THE TASK
Count the lines that hold the string "xlabel". Reply with the number alone.

══ PROVIDED RECORDS

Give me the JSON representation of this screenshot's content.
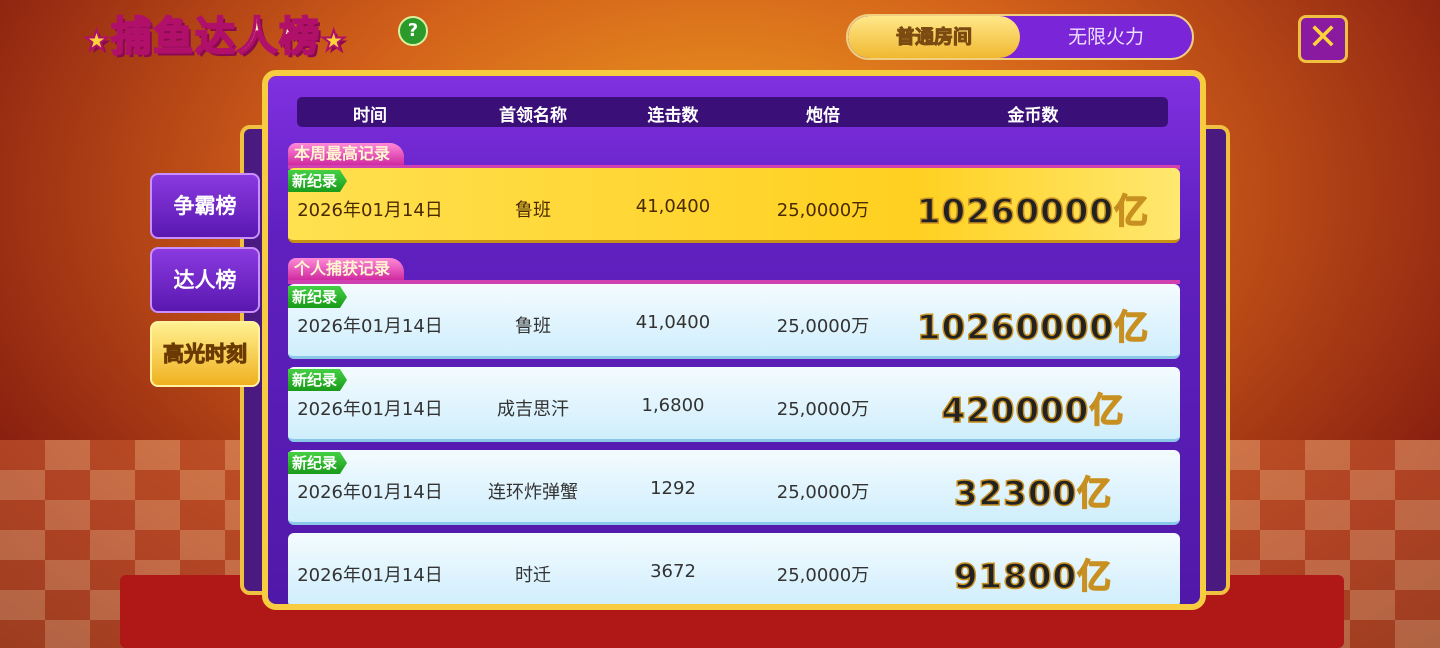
{
  "title": "捕鱼达人榜",
  "title_stars": "★",
  "help_icon": "?",
  "room_tabs": [
    {
      "label": "普通房间",
      "active": true
    },
    {
      "label": "无限火力",
      "active": false
    }
  ],
  "close_icon": "✕",
  "side_tabs": [
    {
      "label": "争霸榜",
      "active": false
    },
    {
      "label": "达人榜",
      "active": false
    },
    {
      "label": "高光时刻",
      "active": true
    }
  ],
  "columns": [
    "时间",
    "首领名称",
    "连击数",
    "炮倍",
    "金币数"
  ],
  "weekly": {
    "label": "本周最高记录",
    "row": {
      "badge": "新纪录",
      "time": "2026年01月14日",
      "boss": "鲁班",
      "combo": "41,0400",
      "multiplier": "25,0000万",
      "coins": "10260000亿"
    }
  },
  "personal": {
    "label": "个人捕获记录",
    "rows": [
      {
        "badge": "新纪录",
        "time": "2026年01月14日",
        "boss": "鲁班",
        "combo": "41,0400",
        "multiplier": "25,0000万",
        "coins": "10260000亿"
      },
      {
        "badge": "新纪录",
        "time": "2026年01月14日",
        "boss": "成吉思汗",
        "combo": "1,6800",
        "multiplier": "25,0000万",
        "coins": "420000亿"
      },
      {
        "badge": "新纪录",
        "time": "2026年01月14日",
        "boss": "连环炸弹蟹",
        "combo": "1292",
        "multiplier": "25,0000万",
        "coins": "32300亿"
      },
      {
        "badge": "",
        "time": "2026年01月14日",
        "boss": "时迁",
        "combo": "3672",
        "multiplier": "25,0000万",
        "coins": "91800亿"
      }
    ]
  },
  "colors": {
    "panel": "#6020c0",
    "gold": "#ffd020",
    "badge": "#1a9a1a"
  }
}
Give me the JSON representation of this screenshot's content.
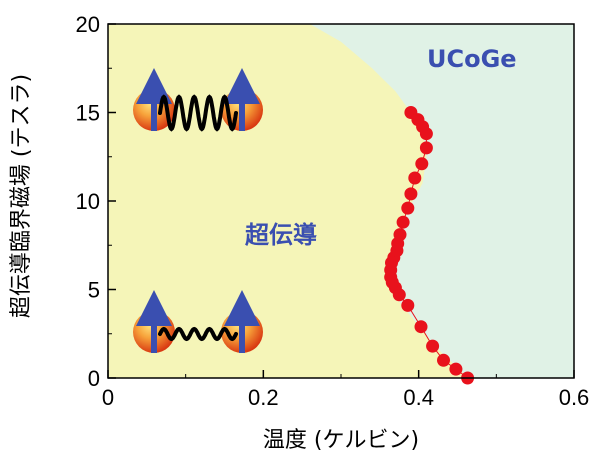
{
  "chart_data": {
    "type": "scatter",
    "title": "",
    "xlabel": "温度 (ケルビン)",
    "ylabel": "超伝導臨界磁場 (テスラ)",
    "xlim": [
      0,
      0.6
    ],
    "ylim": [
      0,
      20
    ],
    "x_ticks": [
      "0",
      "0.2",
      "0.4",
      "0.6"
    ],
    "y_ticks": [
      "0",
      "5",
      "10",
      "15",
      "20"
    ],
    "grid": false,
    "region_labels": {
      "superconducting": "超伝導",
      "material": "UCoGe"
    },
    "colors": {
      "superconducting_region": "#f5f5b8",
      "normal_region": "#e0f2e6",
      "points": "#e8121c",
      "label_blue": "#3a4fb0"
    },
    "series": [
      {
        "name": "",
        "x": [
          0.463,
          0.448,
          0.432,
          0.418,
          0.403,
          0.386,
          0.375,
          0.37,
          0.366,
          0.364,
          0.364,
          0.365,
          0.368,
          0.372,
          0.373,
          0.376,
          0.38,
          0.386,
          0.39,
          0.395,
          0.404,
          0.41,
          0.41,
          0.405,
          0.399,
          0.39
        ],
        "y": [
          0.0,
          0.5,
          1.0,
          1.8,
          2.9,
          4.1,
          4.7,
          5.1,
          5.4,
          5.7,
          6.1,
          6.5,
          6.8,
          7.2,
          7.6,
          8.1,
          8.8,
          9.6,
          10.4,
          11.3,
          12.1,
          13.0,
          13.8,
          14.2,
          14.6,
          15.0
        ]
      }
    ],
    "boundary_curve": {
      "x": [
        0.26,
        0.3,
        0.34,
        0.37,
        0.39,
        0.405,
        0.41,
        0.405,
        0.39,
        0.375,
        0.368,
        0.364,
        0.366,
        0.375,
        0.39,
        0.41,
        0.43,
        0.45,
        0.463
      ],
      "y": [
        20,
        19,
        17.5,
        16.2,
        15.0,
        14.0,
        12.5,
        11.0,
        9.8,
        8.3,
        7.0,
        6.0,
        5.0,
        4.3,
        3.5,
        2.4,
        1.4,
        0.6,
        0.0
      ]
    }
  },
  "icons": {
    "top_pair": "spin-pair-strong-icon",
    "bottom_pair": "spin-pair-weak-icon"
  }
}
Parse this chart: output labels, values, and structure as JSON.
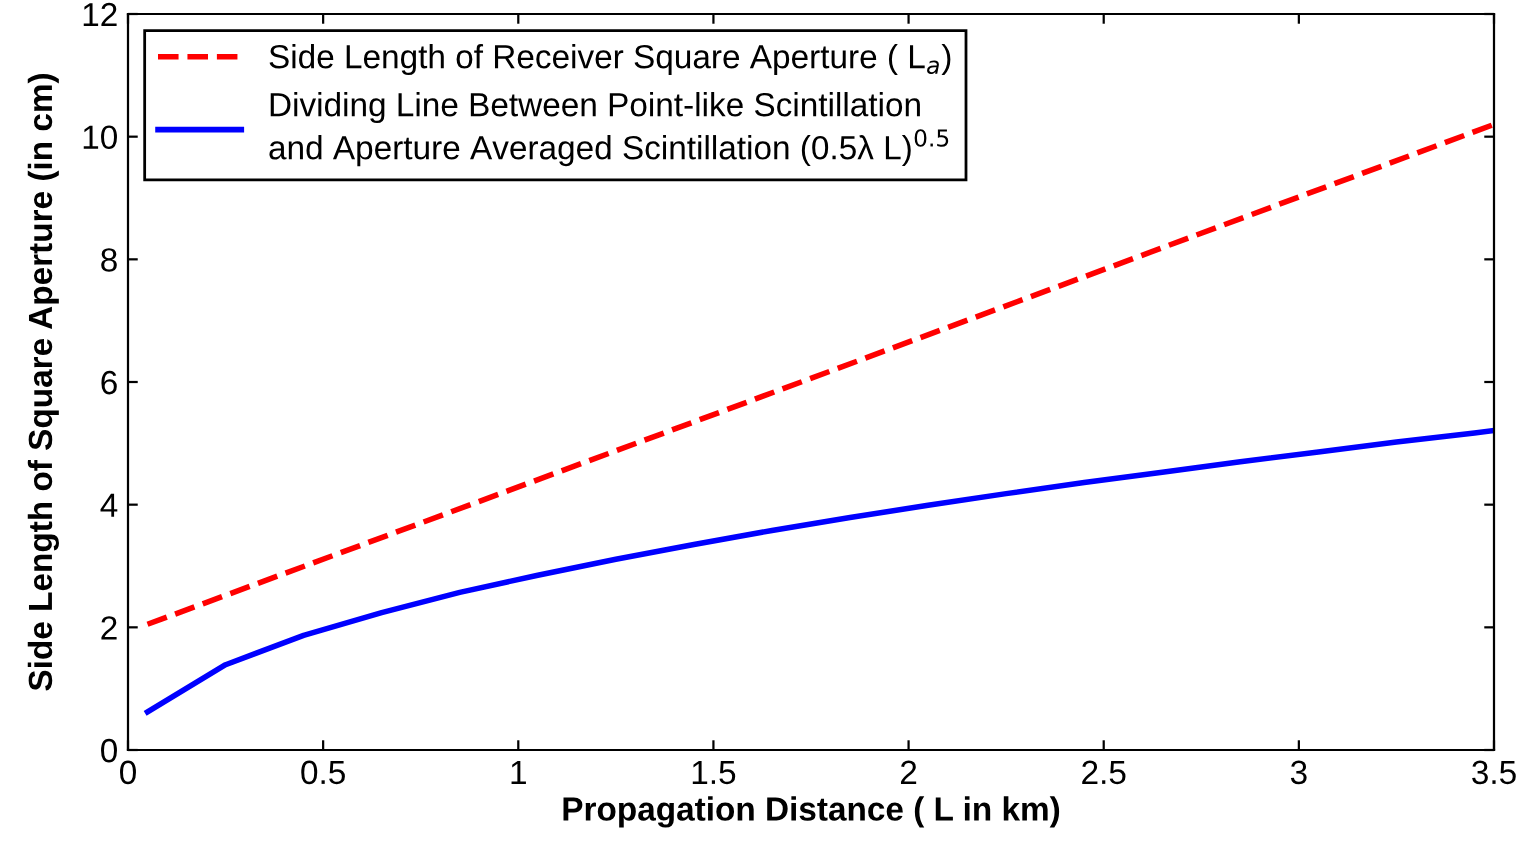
{
  "chart_data": {
    "type": "line",
    "xlabel": "Propagation Distance ( L in km)",
    "ylabel": "Side Length of Square Aperture (in cm)",
    "xlim": [
      0,
      3.5
    ],
    "xticks": [
      0,
      0.5,
      1,
      1.5,
      2,
      2.5,
      3,
      3.5
    ],
    "ylim": [
      0,
      12
    ],
    "yticks": [
      0,
      2,
      4,
      6,
      8,
      10,
      12
    ],
    "grid": false,
    "legend": "top left",
    "marker": "none",
    "series": [
      {
        "name": "Side Length of Receiver Square Aperture ( L$_{a}$)",
        "color": "#ff0000",
        "line_style": "dashed",
        "x": [
          0.05,
          1.45,
          3.5
        ],
        "values": [
          2.05,
          5.35,
          10.2
        ]
      },
      {
        "name": "Dividing Line Between Point-like Scintillation\nand Aperture Averaged Scintillation (0.5λ L)$^{0.5}$",
        "color": "#0000ff",
        "line_style": "solid",
        "x": [
          0.05,
          0.25,
          0.45,
          0.65,
          0.85,
          1.05,
          1.25,
          1.45,
          1.65,
          1.85,
          2.05,
          2.25,
          2.45,
          2.65,
          2.85,
          3.05,
          3.25,
          3.45,
          3.5
        ],
        "values": [
          0.62,
          1.39,
          1.87,
          2.24,
          2.57,
          2.85,
          3.11,
          3.35,
          3.58,
          3.79,
          3.99,
          4.18,
          4.36,
          4.53,
          4.7,
          4.86,
          5.02,
          5.17,
          5.21
        ]
      }
    ]
  }
}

════

COMPLETE ANSWER
2